Written exercise:
Filter the entries, keeping every line with the word "this".

Start of Records for the task

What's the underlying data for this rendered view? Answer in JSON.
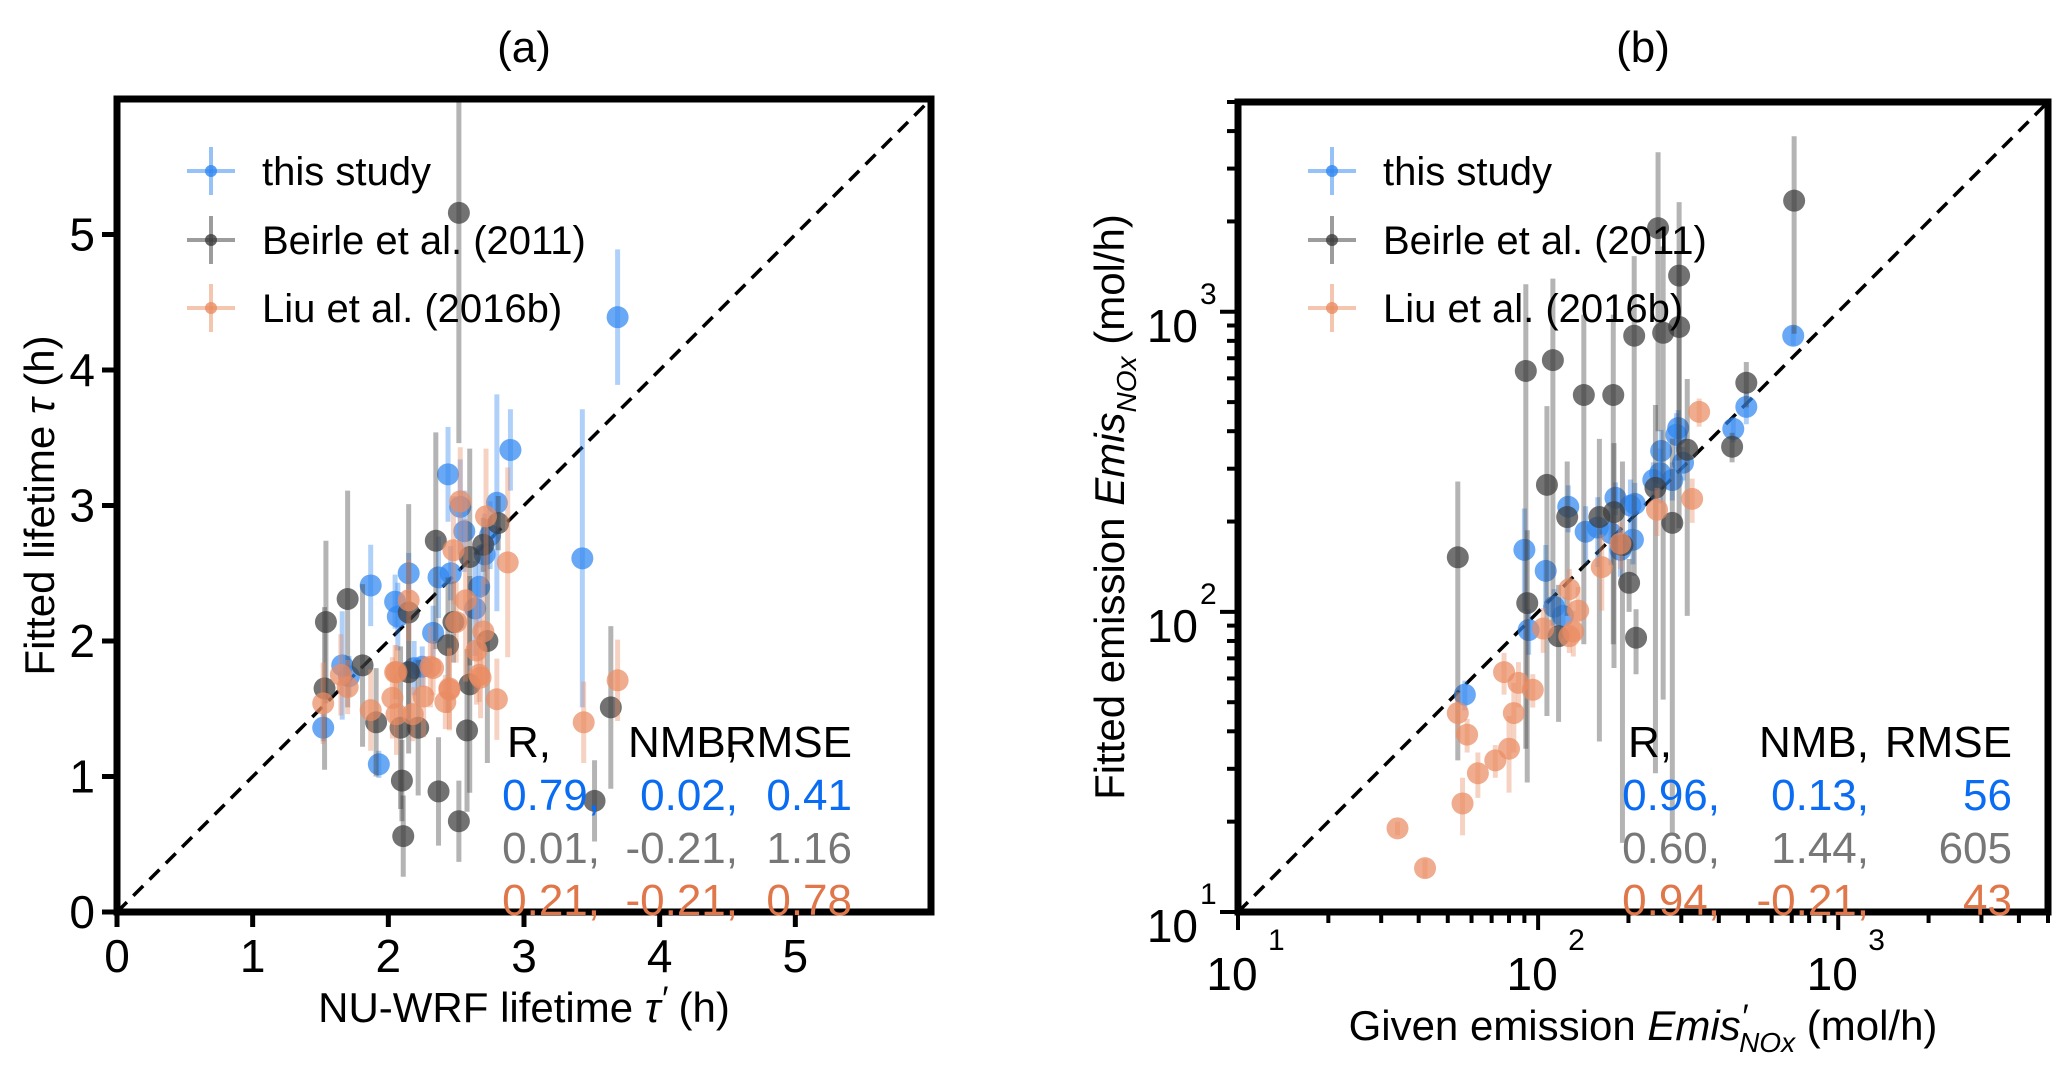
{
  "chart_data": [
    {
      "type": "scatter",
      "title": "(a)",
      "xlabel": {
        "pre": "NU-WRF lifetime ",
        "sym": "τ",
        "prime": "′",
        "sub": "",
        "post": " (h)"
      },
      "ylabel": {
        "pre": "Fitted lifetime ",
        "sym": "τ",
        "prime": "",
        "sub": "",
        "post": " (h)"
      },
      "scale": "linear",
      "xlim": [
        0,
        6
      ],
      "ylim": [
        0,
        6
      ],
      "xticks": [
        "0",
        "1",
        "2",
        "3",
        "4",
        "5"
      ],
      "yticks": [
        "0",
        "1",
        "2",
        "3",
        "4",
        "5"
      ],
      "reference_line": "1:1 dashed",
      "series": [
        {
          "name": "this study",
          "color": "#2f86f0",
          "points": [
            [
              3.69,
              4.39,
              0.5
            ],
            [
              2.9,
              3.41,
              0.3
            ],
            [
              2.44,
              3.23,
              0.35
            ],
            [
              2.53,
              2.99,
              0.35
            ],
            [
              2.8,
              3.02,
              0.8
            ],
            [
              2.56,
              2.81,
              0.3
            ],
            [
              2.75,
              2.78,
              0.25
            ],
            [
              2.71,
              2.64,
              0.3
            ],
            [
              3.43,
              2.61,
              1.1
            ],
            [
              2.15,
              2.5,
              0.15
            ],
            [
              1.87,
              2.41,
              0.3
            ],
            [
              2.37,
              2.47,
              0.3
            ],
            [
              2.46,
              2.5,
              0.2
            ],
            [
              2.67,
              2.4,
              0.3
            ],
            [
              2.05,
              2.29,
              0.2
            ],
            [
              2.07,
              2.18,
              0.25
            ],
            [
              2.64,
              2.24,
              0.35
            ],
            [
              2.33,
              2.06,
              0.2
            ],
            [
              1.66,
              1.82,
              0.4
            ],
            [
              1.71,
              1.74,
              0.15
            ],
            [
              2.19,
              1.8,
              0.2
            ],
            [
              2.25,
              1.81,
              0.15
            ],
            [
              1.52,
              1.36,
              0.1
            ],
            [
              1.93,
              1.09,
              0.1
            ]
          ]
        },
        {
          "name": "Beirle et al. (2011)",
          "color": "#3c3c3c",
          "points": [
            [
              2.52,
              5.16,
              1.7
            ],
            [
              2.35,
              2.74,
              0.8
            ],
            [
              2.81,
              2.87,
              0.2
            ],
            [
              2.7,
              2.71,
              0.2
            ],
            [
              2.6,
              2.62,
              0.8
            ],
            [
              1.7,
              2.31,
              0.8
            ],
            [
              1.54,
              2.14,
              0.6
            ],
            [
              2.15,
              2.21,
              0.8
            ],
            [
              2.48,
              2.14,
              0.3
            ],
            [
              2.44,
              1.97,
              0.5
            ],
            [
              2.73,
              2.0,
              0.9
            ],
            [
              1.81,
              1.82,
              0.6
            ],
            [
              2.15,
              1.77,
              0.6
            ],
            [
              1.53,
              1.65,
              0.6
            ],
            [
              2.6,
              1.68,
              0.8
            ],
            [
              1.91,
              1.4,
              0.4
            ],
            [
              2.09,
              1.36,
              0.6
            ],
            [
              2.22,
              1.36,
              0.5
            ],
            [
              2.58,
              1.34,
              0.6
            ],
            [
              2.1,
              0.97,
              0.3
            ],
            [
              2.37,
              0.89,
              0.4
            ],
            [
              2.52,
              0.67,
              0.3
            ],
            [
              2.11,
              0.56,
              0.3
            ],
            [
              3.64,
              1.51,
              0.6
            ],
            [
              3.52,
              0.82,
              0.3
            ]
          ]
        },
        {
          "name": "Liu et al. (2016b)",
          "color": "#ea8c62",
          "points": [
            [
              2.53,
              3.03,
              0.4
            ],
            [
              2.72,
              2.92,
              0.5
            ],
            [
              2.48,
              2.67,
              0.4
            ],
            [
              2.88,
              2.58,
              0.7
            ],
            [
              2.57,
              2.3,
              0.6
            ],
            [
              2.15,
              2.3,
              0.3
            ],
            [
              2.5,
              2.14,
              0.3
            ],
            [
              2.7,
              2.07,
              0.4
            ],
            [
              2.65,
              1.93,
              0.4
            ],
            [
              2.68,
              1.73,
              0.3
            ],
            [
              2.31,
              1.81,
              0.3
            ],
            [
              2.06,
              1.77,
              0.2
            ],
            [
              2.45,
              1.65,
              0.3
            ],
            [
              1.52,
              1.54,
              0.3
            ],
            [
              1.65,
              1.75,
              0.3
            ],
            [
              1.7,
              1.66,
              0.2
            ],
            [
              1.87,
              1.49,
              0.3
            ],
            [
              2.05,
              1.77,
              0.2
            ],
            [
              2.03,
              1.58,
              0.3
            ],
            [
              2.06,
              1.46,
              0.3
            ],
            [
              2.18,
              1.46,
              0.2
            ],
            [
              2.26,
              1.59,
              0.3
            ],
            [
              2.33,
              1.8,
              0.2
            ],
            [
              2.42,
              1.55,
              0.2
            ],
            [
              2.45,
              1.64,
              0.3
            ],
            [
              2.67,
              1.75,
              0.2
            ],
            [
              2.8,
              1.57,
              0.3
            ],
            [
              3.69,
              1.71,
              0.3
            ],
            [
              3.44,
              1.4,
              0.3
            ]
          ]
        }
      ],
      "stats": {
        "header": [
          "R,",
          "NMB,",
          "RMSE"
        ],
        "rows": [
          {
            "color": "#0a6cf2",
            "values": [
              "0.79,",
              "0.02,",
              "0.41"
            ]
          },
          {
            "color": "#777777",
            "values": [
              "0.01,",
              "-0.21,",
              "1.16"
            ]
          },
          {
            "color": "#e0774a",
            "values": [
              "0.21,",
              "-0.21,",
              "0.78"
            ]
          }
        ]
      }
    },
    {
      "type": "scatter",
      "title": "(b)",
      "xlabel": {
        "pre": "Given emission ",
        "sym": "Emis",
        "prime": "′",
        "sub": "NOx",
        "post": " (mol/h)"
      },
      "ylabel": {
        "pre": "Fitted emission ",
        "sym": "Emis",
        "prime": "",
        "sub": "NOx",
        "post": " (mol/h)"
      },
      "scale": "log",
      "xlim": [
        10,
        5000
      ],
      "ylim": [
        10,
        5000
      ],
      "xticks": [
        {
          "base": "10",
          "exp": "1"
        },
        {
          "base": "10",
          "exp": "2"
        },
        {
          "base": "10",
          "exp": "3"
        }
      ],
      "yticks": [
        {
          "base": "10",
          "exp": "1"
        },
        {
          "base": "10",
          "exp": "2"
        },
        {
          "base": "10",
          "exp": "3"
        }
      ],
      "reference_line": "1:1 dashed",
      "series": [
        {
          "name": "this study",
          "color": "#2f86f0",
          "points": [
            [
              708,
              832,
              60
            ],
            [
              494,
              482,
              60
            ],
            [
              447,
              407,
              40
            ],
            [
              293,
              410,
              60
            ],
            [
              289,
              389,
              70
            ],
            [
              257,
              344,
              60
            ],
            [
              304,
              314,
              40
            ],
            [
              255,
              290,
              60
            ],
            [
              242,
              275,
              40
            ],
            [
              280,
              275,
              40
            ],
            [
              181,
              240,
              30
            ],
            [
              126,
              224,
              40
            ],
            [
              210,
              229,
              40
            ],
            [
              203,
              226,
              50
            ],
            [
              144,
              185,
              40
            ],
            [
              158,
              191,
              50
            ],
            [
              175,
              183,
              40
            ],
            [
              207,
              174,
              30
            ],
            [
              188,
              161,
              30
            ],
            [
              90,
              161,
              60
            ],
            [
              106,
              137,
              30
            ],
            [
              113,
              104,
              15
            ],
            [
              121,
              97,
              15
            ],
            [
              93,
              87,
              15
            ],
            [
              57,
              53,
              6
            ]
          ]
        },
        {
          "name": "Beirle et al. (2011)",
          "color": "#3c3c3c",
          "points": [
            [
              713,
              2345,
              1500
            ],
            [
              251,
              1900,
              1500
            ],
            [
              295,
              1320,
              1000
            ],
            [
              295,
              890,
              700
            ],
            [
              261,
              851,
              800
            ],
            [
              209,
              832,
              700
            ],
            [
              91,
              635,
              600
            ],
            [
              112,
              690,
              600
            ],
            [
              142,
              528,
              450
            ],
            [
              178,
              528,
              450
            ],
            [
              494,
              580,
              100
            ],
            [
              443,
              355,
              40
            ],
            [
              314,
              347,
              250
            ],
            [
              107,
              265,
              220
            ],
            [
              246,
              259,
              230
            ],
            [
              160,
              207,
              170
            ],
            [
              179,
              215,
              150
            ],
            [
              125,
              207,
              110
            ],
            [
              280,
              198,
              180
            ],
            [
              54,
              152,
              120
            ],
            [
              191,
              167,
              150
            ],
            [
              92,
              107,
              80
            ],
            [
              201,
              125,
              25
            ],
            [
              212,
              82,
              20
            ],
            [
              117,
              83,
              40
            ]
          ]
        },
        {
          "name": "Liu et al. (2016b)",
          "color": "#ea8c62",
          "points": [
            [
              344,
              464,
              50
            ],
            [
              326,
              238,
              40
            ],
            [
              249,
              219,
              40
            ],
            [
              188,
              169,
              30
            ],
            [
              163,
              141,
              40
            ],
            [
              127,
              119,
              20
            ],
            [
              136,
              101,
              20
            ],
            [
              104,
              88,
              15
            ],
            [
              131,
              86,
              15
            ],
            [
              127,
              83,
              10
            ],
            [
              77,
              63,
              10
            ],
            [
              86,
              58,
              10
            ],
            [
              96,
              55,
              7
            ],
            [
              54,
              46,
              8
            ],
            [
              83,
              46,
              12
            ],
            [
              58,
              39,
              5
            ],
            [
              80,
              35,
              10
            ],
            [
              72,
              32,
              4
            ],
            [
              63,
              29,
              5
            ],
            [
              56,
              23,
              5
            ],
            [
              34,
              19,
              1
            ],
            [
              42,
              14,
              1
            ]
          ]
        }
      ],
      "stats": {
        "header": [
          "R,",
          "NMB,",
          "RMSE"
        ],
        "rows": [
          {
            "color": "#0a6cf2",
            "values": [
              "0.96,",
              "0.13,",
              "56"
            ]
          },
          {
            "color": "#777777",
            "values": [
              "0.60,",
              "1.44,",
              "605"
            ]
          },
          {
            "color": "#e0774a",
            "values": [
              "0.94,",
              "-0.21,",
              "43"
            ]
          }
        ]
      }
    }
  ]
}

End of Records for the task
Start of Records for the task

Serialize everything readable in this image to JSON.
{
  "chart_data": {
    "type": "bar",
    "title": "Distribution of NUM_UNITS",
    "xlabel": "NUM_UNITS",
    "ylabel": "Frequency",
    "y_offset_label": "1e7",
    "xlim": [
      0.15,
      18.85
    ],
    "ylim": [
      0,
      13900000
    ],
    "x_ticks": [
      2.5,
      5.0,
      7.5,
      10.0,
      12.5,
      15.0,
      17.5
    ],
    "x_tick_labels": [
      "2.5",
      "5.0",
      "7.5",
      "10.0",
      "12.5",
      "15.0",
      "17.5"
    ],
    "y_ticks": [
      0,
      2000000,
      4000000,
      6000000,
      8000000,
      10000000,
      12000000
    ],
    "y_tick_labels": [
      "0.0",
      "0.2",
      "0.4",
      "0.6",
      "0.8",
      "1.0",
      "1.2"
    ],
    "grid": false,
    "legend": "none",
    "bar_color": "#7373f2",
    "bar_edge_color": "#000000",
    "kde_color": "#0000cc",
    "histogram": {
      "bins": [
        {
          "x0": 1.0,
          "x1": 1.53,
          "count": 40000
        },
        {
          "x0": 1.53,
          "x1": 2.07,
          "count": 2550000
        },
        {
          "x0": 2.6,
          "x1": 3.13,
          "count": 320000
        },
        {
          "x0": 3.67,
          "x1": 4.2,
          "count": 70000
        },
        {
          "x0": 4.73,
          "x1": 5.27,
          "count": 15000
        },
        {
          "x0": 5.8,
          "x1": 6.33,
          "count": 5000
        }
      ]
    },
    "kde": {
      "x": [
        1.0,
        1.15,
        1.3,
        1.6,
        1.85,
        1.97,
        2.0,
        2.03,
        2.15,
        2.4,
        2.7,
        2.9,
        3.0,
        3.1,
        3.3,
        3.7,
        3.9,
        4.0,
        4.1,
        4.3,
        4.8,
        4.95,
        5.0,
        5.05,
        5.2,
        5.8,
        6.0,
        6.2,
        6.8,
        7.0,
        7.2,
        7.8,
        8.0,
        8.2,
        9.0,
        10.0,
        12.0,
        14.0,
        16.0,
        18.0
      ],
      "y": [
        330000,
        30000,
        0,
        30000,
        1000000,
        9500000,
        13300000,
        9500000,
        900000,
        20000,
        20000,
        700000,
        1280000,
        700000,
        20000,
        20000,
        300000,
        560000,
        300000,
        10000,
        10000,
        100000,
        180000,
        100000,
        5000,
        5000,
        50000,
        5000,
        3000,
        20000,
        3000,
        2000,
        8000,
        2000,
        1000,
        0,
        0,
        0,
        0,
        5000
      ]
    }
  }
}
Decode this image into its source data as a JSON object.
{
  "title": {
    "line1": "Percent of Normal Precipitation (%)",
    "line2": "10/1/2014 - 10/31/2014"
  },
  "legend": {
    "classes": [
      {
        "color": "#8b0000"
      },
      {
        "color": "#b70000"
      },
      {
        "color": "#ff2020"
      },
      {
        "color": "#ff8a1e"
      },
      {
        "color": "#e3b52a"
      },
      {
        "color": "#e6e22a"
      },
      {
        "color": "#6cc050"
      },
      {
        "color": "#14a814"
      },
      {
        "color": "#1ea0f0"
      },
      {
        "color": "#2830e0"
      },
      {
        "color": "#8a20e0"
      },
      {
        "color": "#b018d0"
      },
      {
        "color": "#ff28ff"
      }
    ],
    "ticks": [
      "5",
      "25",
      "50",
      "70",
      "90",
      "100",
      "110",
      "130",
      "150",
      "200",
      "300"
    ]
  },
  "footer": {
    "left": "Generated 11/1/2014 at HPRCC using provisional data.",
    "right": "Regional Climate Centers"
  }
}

End of Records for the task

Task solution:
What's the underlying data for this rendered view? Answer in JSON.
          "name": "this study",
          "name": "this study",
Serialize everything readable in this image to JSON.
Decode this image into its source data as a JSON object.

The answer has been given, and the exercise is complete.